Problem to solve: Print the records again, character for character.

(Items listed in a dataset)

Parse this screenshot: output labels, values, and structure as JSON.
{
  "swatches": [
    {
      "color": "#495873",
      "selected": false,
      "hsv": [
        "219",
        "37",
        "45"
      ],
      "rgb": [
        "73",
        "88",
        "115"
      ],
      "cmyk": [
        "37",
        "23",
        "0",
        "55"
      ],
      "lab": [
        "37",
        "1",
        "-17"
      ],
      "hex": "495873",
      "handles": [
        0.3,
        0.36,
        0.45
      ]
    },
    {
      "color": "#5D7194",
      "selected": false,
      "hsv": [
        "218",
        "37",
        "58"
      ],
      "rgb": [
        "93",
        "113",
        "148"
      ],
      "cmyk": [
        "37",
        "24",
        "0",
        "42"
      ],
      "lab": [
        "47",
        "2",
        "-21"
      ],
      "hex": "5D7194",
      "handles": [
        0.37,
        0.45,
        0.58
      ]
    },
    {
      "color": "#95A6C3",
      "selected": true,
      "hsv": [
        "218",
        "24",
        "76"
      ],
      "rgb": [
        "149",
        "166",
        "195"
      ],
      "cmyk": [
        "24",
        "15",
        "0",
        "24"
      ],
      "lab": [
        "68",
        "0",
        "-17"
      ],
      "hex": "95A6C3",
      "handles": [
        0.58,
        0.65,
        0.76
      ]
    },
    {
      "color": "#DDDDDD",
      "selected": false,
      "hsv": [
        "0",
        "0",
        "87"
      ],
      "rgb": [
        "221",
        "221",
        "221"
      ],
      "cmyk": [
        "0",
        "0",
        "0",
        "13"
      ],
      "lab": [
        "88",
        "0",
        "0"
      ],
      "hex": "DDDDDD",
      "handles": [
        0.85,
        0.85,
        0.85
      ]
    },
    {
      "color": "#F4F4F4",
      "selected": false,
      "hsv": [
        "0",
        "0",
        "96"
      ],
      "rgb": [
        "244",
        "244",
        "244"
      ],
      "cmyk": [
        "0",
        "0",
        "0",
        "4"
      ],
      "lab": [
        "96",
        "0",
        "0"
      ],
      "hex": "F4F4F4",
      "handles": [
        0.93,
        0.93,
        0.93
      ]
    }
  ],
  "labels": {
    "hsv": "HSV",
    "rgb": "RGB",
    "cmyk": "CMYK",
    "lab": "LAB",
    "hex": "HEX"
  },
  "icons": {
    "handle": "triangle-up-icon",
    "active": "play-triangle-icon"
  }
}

Full solution:
Parse this screenshot: output labels, values, and structure as JSON.
{
  "swatches": [
    {
      "color": "#495873",
      "selected": false,
      "hsv": [
        "219",
        "37",
        "45"
      ],
      "rgb": [
        "73",
        "88",
        "115"
      ],
      "cmyk": [
        "37",
        "23",
        "0",
        "55"
      ],
      "lab": [
        "37",
        "1",
        "-17"
      ],
      "hex": "495873",
      "handles": [
        0.3,
        0.36,
        0.45
      ]
    },
    {
      "color": "#5D7194",
      "selected": false,
      "hsv": [
        "218",
        "37",
        "58"
      ],
      "rgb": [
        "93",
        "113",
        "148"
      ],
      "cmyk": [
        "37",
        "24",
        "0",
        "42"
      ],
      "lab": [
        "47",
        "2",
        "-21"
      ],
      "hex": "5D7194",
      "handles": [
        0.37,
        0.45,
        0.58
      ]
    },
    {
      "color": "#95A6C3",
      "selected": true,
      "hsv": [
        "218",
        "24",
        "76"
      ],
      "rgb": [
        "149",
        "166",
        "195"
      ],
      "cmyk": [
        "24",
        "15",
        "0",
        "24"
      ],
      "lab": [
        "68",
        "0",
        "-17"
      ],
      "hex": "95A6C3",
      "handles": [
        0.58,
        0.65,
        0.76
      ]
    },
    {
      "color": "#DDDDDD",
      "selected": false,
      "hsv": [
        "0",
        "0",
        "87"
      ],
      "rgb": [
        "221",
        "221",
        "221"
      ],
      "cmyk": [
        "0",
        "0",
        "0",
        "13"
      ],
      "lab": [
        "88",
        "0",
        "0"
      ],
      "hex": "DDDDDD",
      "handles": [
        0.85,
        0.85,
        0.85
      ]
    },
    {
      "color": "#F4F4F4",
      "selected": false,
      "hsv": [
        "0",
        "0",
        "96"
      ],
      "rgb": [
        "244",
        "244",
        "244"
      ],
      "cmyk": [
        "0",
        "0",
        "0",
        "4"
      ],
      "lab": [
        "96",
        "0",
        "0"
      ],
      "hex": "F4F4F4",
      "handles": [
        0.93,
        0.93,
        0.93
      ]
    }
  ],
  "labels": {
    "hsv": "HSV",
    "rgb": "RGB",
    "cmyk": "CMYK",
    "lab": "LAB",
    "hex": "HEX"
  },
  "icons": {
    "handle": "triangle-up-icon",
    "active": "play-triangle-icon"
  }
}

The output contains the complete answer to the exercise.